Copy every record below exactly.

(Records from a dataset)
********

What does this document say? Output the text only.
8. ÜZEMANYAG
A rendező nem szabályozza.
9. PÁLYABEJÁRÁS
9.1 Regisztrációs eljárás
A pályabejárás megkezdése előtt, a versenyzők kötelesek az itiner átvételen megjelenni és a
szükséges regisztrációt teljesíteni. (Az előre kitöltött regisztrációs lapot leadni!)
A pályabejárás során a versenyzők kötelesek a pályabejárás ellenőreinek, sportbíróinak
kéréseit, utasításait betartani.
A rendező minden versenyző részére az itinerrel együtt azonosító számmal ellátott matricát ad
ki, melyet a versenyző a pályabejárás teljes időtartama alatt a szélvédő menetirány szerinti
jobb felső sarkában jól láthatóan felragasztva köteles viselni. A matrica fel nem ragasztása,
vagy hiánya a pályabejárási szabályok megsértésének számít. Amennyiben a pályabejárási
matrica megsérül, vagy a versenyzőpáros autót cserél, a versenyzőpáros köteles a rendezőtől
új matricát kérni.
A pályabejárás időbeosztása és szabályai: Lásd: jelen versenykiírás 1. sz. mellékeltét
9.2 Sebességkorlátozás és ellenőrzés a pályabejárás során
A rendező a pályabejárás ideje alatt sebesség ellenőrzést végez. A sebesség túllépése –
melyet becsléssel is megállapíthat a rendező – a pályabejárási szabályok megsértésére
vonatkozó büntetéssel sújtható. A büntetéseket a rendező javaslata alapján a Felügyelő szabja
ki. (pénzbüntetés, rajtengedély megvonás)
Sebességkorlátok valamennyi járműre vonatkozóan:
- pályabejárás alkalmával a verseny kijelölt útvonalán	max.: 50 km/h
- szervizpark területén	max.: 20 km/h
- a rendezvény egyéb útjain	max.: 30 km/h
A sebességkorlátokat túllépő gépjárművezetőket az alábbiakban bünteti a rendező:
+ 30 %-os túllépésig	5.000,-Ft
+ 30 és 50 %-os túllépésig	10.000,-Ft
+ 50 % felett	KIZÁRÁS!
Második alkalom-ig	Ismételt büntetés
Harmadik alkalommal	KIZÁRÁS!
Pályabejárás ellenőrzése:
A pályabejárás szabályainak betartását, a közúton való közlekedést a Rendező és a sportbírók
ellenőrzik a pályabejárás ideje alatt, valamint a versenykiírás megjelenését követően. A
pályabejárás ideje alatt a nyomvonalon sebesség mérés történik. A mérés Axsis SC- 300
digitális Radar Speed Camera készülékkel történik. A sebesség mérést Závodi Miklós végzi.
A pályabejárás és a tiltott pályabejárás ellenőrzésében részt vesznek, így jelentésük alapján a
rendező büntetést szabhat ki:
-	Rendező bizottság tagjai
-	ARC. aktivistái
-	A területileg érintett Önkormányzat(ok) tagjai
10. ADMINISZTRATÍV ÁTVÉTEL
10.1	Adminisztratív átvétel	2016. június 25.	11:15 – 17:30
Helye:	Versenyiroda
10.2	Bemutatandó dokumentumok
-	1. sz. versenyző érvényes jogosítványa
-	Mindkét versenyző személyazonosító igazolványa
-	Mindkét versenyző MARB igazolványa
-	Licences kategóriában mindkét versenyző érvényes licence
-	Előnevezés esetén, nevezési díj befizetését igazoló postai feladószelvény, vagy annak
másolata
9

********

EXERCISE SOLUTION:
What does this document say? Output the text only.
8. ÜZEMANYAG
A rendező nem szabályozza.
9. PÁLYABEJÁRÁS
9.1 Regisztrációs eljárás
A pályabejárás megkezdése előtt, a versenyzők kötelesek az itiner átvételen megjelenni és a
szükséges regisztrációt teljesíteni. (Az előre kitöltött regisztrációs lapot leadni!)
A pályabejárás során a versenyzők kötelesek a pályabejárás ellenőreinek, sportbíróinak
kéréseit, utasításait betartani.
A rendező minden versenyző részére az itinerrel együtt azonosító számmal ellátott matricát ad
ki, melyet a versenyző a pályabejárás teljes időtartama alatt a szélvédő menetirány szerinti
jobb felső sarkában jól láthatóan felragasztva köteles viselni. A matrica fel nem ragasztása,
vagy hiánya a pályabejárási szabályok megsértésének számít. Amennyiben a pályabejárási
matrica megsérül, vagy a versenyzőpáros autót cserél, a versenyzőpáros köteles a rendezőtől
új matricát kérni.
A pályabejárás időbeosztása és szabályai: Lásd: jelen versenykiírás 1. sz. mellékeltét
9.2 Sebességkorlátozás és ellenőrzés a pályabejárás során
A rendező a pályabejárás ideje alatt sebesség ellenőrzést végez. A sebesség túllépése –
melyet becsléssel is megállapíthat a rendező – a pályabejárási szabályok megsértésére
vonatkozó büntetéssel sújtható. A büntetéseket a rendező javaslata alapján a Felügyelő szabja
ki. (pénzbüntetés, rajtengedély megvonás)
Sebességkorlátok valamennyi járműre vonatkozóan:
- pályabejárás alkalmával a verseny kijelölt útvonalán	max.: 50 km/h
- szervizpark területén	max.: 20 km/h
- a rendezvény egyéb útjain	max.: 30 km/h
A sebességkorlátokat túllépő gépjárművezetőket az alábbiakban bünteti a rendező:
+ 30 %-os túllépésig	5.000,-Ft
+ 30 és 50 %-os túllépésig	10.000,-Ft
+ 50 % felett	KIZÁRÁS!
Második alkalom-ig	Ismételt büntetés
Harmadik alkalommal	KIZÁRÁS!
Pályabejárás ellenőrzése:
A pályabejárás szabályainak betartását, a közúton való közlekedést a Rendező és a sportbírók
ellenőrzik a pályabejárás ideje alatt, valamint a versenykiírás megjelenését követően. A
pályabejárás ideje alatt a nyomvonalon sebesség mérés történik. A mérés Axsis SC- 300
digitális Radar Speed Camera készülékkel történik. A sebesség mérést Závodi Miklós végzi.
A pályabejárás és a tiltott pályabejárás ellenőrzésében részt vesznek, így jelentésük alapján a
rendező büntetést szabhat ki:
-	Rendező bizottság tagjai
-	ARC. aktivistái
-	A területileg érintett Önkormányzat(ok) tagjai
10. ADMINISZTRATÍV ÁTVÉTEL
10.1	Adminisztratív átvétel	2016. június 25.	11:15 – 17:30
Helye:	Versenyiroda
10.2	Bemutatandó dokumentumok
-	1. sz. versenyző érvényes jogosítványa
-	Mindkét versenyző személyazonosító igazolványa
-	Mindkét versenyző MARB igazolványa
-	Licences kategóriában mindkét versenyző érvényes licence
-	Előnevezés esetén, nevezési díj befizetését igazoló postai feladószelvény, vagy annak
másolata
9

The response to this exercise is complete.